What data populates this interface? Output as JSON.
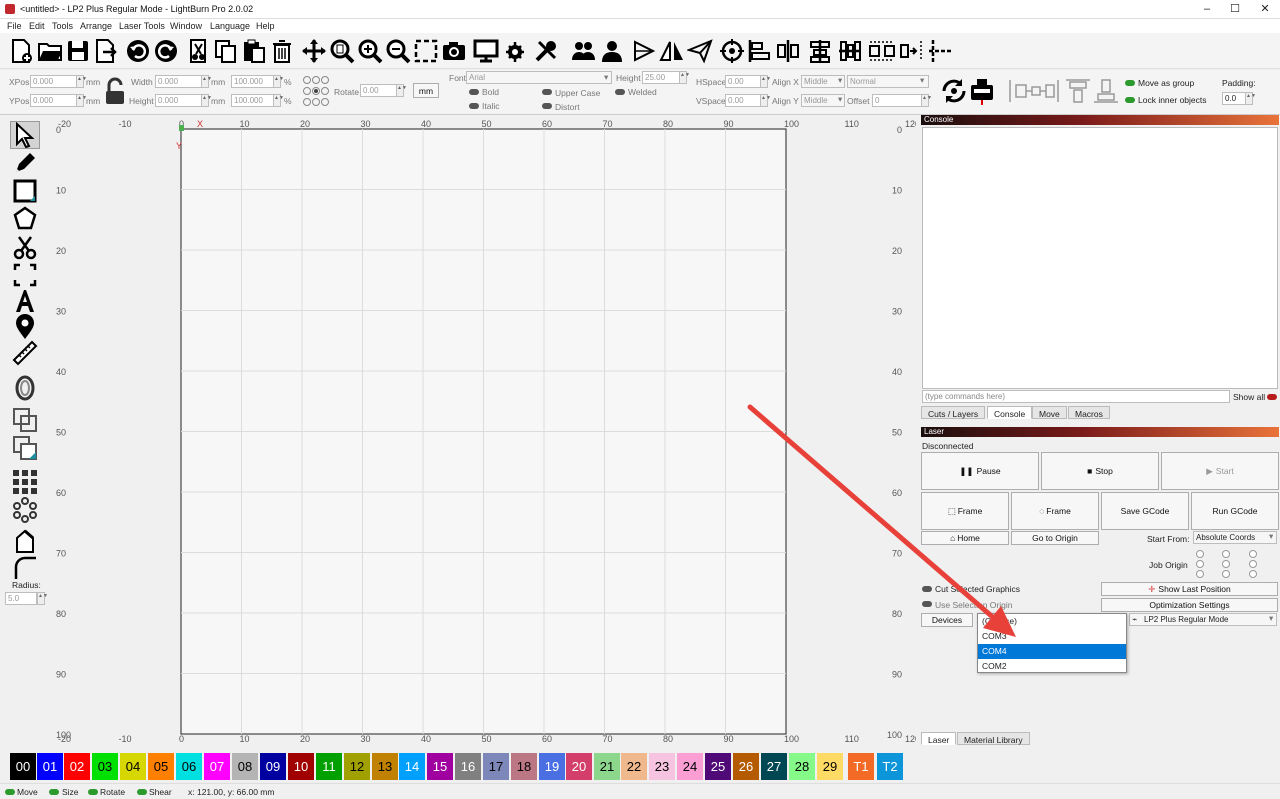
{
  "window": {
    "title": "<untitled> - LP2 Plus Regular Mode - LightBurn Pro 2.0.02",
    "min": "–",
    "max": "☐",
    "close": "✕"
  },
  "menu": [
    "File",
    "Edit",
    "Tools",
    "Arrange",
    "Laser Tools",
    "Window",
    "Language",
    "Help"
  ],
  "props": {
    "xpos_label": "XPos",
    "xpos": "0.000",
    "ypos_label": "YPos",
    "ypos": "0.000",
    "unit": "mm",
    "width_label": "Width",
    "width": "0.000",
    "height_label": "Height",
    "height": "0.000",
    "pct_w": "100.000",
    "pct_h": "100.000",
    "pct": "%",
    "rotate_label": "Rotate",
    "rotate": "0.00",
    "mm_button": "mm",
    "font_label": "Font",
    "font": "Arial",
    "fheight_label": "Height",
    "fheight": "25.00",
    "hspace_label": "HSpace",
    "hspace": "0.00",
    "vspace_label": "VSpace",
    "vspace": "0.00",
    "alignx_label": "Align X",
    "alignx": "Middle",
    "aligny_label": "Align Y",
    "aligny": "Middle",
    "normal": "Normal",
    "offset_label": "Offset",
    "offset": "0",
    "bold": "Bold",
    "italic": "Italic",
    "upper": "Upper Case",
    "distort": "Distort",
    "welded": "Welded",
    "move_group": "Move as group",
    "lock_inner": "Lock inner objects",
    "padding_label": "Padding:",
    "padding": "0.0"
  },
  "left_tools": {
    "radius_label": "Radius:",
    "radius": "5.0"
  },
  "ruler": {
    "top": [
      "-20",
      "-10",
      "0",
      "10",
      "20",
      "30",
      "40",
      "50",
      "60",
      "70",
      "80",
      "90",
      "100",
      "110",
      "120"
    ],
    "left": [
      "0",
      "10",
      "20",
      "30",
      "40",
      "50",
      "60",
      "70",
      "80",
      "90",
      "100"
    ],
    "x_axis": "X",
    "y_axis": "Y"
  },
  "console": {
    "title": "Console",
    "placeholder": "(type commands here)",
    "show_all": "Show all",
    "tabs": [
      "Cuts / Layers",
      "Console",
      "Move",
      "Macros"
    ]
  },
  "laser": {
    "title": "Laser",
    "status": "Disconnected",
    "pause": "Pause",
    "stop": "Stop",
    "start": "Start",
    "frame1": "Frame",
    "frame2": "Frame",
    "save_gcode": "Save GCode",
    "run_gcode": "Run GCode",
    "home": "Home",
    "go_origin": "Go to Origin",
    "start_from_label": "Start From:",
    "start_from": "Absolute Coords",
    "job_origin": "Job Origin",
    "cut_selected": "Cut Selected Graphics",
    "use_selection": "Use Selection Origin",
    "show_last": "Show Last Position",
    "optimization": "Optimization Settings",
    "devices": "Devices",
    "device_name": "LP2 Plus Regular Mode",
    "port_options": [
      "(Choose)",
      "COM3",
      "COM4",
      "COM2"
    ],
    "port_selected": "COM4",
    "bottom_tabs": [
      "Laser",
      "Material Library"
    ]
  },
  "palette": [
    {
      "label": "00",
      "color": "#000000",
      "text": "#ffffff"
    },
    {
      "label": "01",
      "color": "#0000ff",
      "text": "#ffffff"
    },
    {
      "label": "02",
      "color": "#ff0000",
      "text": "#ffffff"
    },
    {
      "label": "03",
      "color": "#00e000",
      "text": "#000000"
    },
    {
      "label": "04",
      "color": "#d6d600",
      "text": "#000000"
    },
    {
      "label": "05",
      "color": "#ff8000",
      "text": "#000000"
    },
    {
      "label": "06",
      "color": "#00e0e0",
      "text": "#000000"
    },
    {
      "label": "07",
      "color": "#ff00ff",
      "text": "#ffffff"
    },
    {
      "label": "08",
      "color": "#b4b4b4",
      "text": "#000000"
    },
    {
      "label": "09",
      "color": "#0000a0",
      "text": "#ffffff"
    },
    {
      "label": "10",
      "color": "#a00000",
      "text": "#ffffff"
    },
    {
      "label": "11",
      "color": "#00a000",
      "text": "#ffffff"
    },
    {
      "label": "12",
      "color": "#a0a000",
      "text": "#000000"
    },
    {
      "label": "13",
      "color": "#c08000",
      "text": "#000000"
    },
    {
      "label": "14",
      "color": "#00a0ff",
      "text": "#ffffff"
    },
    {
      "label": "15",
      "color": "#a000a0",
      "text": "#ffffff"
    },
    {
      "label": "16",
      "color": "#808080",
      "text": "#ffffff"
    },
    {
      "label": "17",
      "color": "#7d87b9",
      "text": "#000000"
    },
    {
      "label": "18",
      "color": "#bb7784",
      "text": "#000000"
    },
    {
      "label": "19",
      "color": "#4a6fe3",
      "text": "#ffffff"
    },
    {
      "label": "20",
      "color": "#d33f6a",
      "text": "#ffffff"
    },
    {
      "label": "21",
      "color": "#8cd78c",
      "text": "#000000"
    },
    {
      "label": "22",
      "color": "#f0b98d",
      "text": "#000000"
    },
    {
      "label": "23",
      "color": "#f6c4e1",
      "text": "#000000"
    },
    {
      "label": "24",
      "color": "#fa9ed4",
      "text": "#000000"
    },
    {
      "label": "25",
      "color": "#500a78",
      "text": "#ffffff"
    },
    {
      "label": "26",
      "color": "#b45a00",
      "text": "#ffffff"
    },
    {
      "label": "27",
      "color": "#004754",
      "text": "#ffffff"
    },
    {
      "label": "28",
      "color": "#86fa88",
      "text": "#000000"
    },
    {
      "label": "29",
      "color": "#ffdb66",
      "text": "#000000"
    },
    {
      "label": "T1",
      "color": "#f36926",
      "text": "#ffffff"
    },
    {
      "label": "T2",
      "color": "#0c96d9",
      "text": "#ffffff"
    }
  ],
  "status": {
    "move": "Move",
    "size": "Size",
    "rotate": "Rotate",
    "shear": "Shear",
    "coords": "x: 121.00, y: 66.00 mm"
  },
  "colors": {
    "accent": "#0078d7",
    "arrow": "#e8413a"
  }
}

━━━━

Short exercise
Leave out the pictures and output the rest of the material exactly as written.

Exercise solution
What data populates this interface? Output as JSON.
{
  "window": {
    "title": "<untitled> - LP2 Plus Regular Mode - LightBurn Pro 2.0.02",
    "min": "–",
    "max": "☐",
    "close": "✕"
  },
  "menu": [
    "File",
    "Edit",
    "Tools",
    "Arrange",
    "Laser Tools",
    "Window",
    "Language",
    "Help"
  ],
  "props": {
    "xpos_label": "XPos",
    "xpos": "0.000",
    "ypos_label": "YPos",
    "ypos": "0.000",
    "unit": "mm",
    "width_label": "Width",
    "width": "0.000",
    "height_label": "Height",
    "height": "0.000",
    "pct_w": "100.000",
    "pct_h": "100.000",
    "pct": "%",
    "rotate_label": "Rotate",
    "rotate": "0.00",
    "mm_button": "mm",
    "font_label": "Font",
    "font": "Arial",
    "fheight_label": "Height",
    "fheight": "25.00",
    "hspace_label": "HSpace",
    "hspace": "0.00",
    "vspace_label": "VSpace",
    "vspace": "0.00",
    "alignx_label": "Align X",
    "alignx": "Middle",
    "aligny_label": "Align Y",
    "aligny": "Middle",
    "normal": "Normal",
    "offset_label": "Offset",
    "offset": "0",
    "bold": "Bold",
    "italic": "Italic",
    "upper": "Upper Case",
    "distort": "Distort",
    "welded": "Welded",
    "move_group": "Move as group",
    "lock_inner": "Lock inner objects",
    "padding_label": "Padding:",
    "padding": "0.0"
  },
  "left_tools": {
    "radius_label": "Radius:",
    "radius": "5.0"
  },
  "ruler": {
    "top": [
      "-20",
      "-10",
      "0",
      "10",
      "20",
      "30",
      "40",
      "50",
      "60",
      "70",
      "80",
      "90",
      "100",
      "110",
      "120"
    ],
    "left": [
      "0",
      "10",
      "20",
      "30",
      "40",
      "50",
      "60",
      "70",
      "80",
      "90",
      "100"
    ],
    "x_axis": "X",
    "y_axis": "Y"
  },
  "console": {
    "title": "Console",
    "placeholder": "(type commands here)",
    "show_all": "Show all",
    "tabs": [
      "Cuts / Layers",
      "Console",
      "Move",
      "Macros"
    ]
  },
  "laser": {
    "title": "Laser",
    "status": "Disconnected",
    "pause": "Pause",
    "stop": "Stop",
    "start": "Start",
    "frame1": "Frame",
    "frame2": "Frame",
    "save_gcode": "Save GCode",
    "run_gcode": "Run GCode",
    "home": "Home",
    "go_origin": "Go to Origin",
    "start_from_label": "Start From:",
    "start_from": "Absolute Coords",
    "job_origin": "Job Origin",
    "cut_selected": "Cut Selected Graphics",
    "use_selection": "Use Selection Origin",
    "show_last": "Show Last Position",
    "optimization": "Optimization Settings",
    "devices": "Devices",
    "device_name": "LP2 Plus Regular Mode",
    "port_options": [
      "(Choose)",
      "COM3",
      "COM4",
      "COM2"
    ],
    "port_selected": "COM4",
    "bottom_tabs": [
      "Laser",
      "Material Library"
    ]
  },
  "palette": [
    {
      "label": "00",
      "color": "#000000",
      "text": "#ffffff"
    },
    {
      "label": "01",
      "color": "#0000ff",
      "text": "#ffffff"
    },
    {
      "label": "02",
      "color": "#ff0000",
      "text": "#ffffff"
    },
    {
      "label": "03",
      "color": "#00e000",
      "text": "#000000"
    },
    {
      "label": "04",
      "color": "#d6d600",
      "text": "#000000"
    },
    {
      "label": "05",
      "color": "#ff8000",
      "text": "#000000"
    },
    {
      "label": "06",
      "color": "#00e0e0",
      "text": "#000000"
    },
    {
      "label": "07",
      "color": "#ff00ff",
      "text": "#ffffff"
    },
    {
      "label": "08",
      "color": "#b4b4b4",
      "text": "#000000"
    },
    {
      "label": "09",
      "color": "#0000a0",
      "text": "#ffffff"
    },
    {
      "label": "10",
      "color": "#a00000",
      "text": "#ffffff"
    },
    {
      "label": "11",
      "color": "#00a000",
      "text": "#ffffff"
    },
    {
      "label": "12",
      "color": "#a0a000",
      "text": "#000000"
    },
    {
      "label": "13",
      "color": "#c08000",
      "text": "#000000"
    },
    {
      "label": "14",
      "color": "#00a0ff",
      "text": "#ffffff"
    },
    {
      "label": "15",
      "color": "#a000a0",
      "text": "#ffffff"
    },
    {
      "label": "16",
      "color": "#808080",
      "text": "#ffffff"
    },
    {
      "label": "17",
      "color": "#7d87b9",
      "text": "#000000"
    },
    {
      "label": "18",
      "color": "#bb7784",
      "text": "#000000"
    },
    {
      "label": "19",
      "color": "#4a6fe3",
      "text": "#ffffff"
    },
    {
      "label": "20",
      "color": "#d33f6a",
      "text": "#ffffff"
    },
    {
      "label": "21",
      "color": "#8cd78c",
      "text": "#000000"
    },
    {
      "label": "22",
      "color": "#f0b98d",
      "text": "#000000"
    },
    {
      "label": "23",
      "color": "#f6c4e1",
      "text": "#000000"
    },
    {
      "label": "24",
      "color": "#fa9ed4",
      "text": "#000000"
    },
    {
      "label": "25",
      "color": "#500a78",
      "text": "#ffffff"
    },
    {
      "label": "26",
      "color": "#b45a00",
      "text": "#ffffff"
    },
    {
      "label": "27",
      "color": "#004754",
      "text": "#ffffff"
    },
    {
      "label": "28",
      "color": "#86fa88",
      "text": "#000000"
    },
    {
      "label": "29",
      "color": "#ffdb66",
      "text": "#000000"
    },
    {
      "label": "T1",
      "color": "#f36926",
      "text": "#ffffff"
    },
    {
      "label": "T2",
      "color": "#0c96d9",
      "text": "#ffffff"
    }
  ],
  "status": {
    "move": "Move",
    "size": "Size",
    "rotate": "Rotate",
    "shear": "Shear",
    "coords": "x: 121.00, y: 66.00 mm"
  },
  "colors": {
    "accent": "#0078d7",
    "arrow": "#e8413a"
  }
}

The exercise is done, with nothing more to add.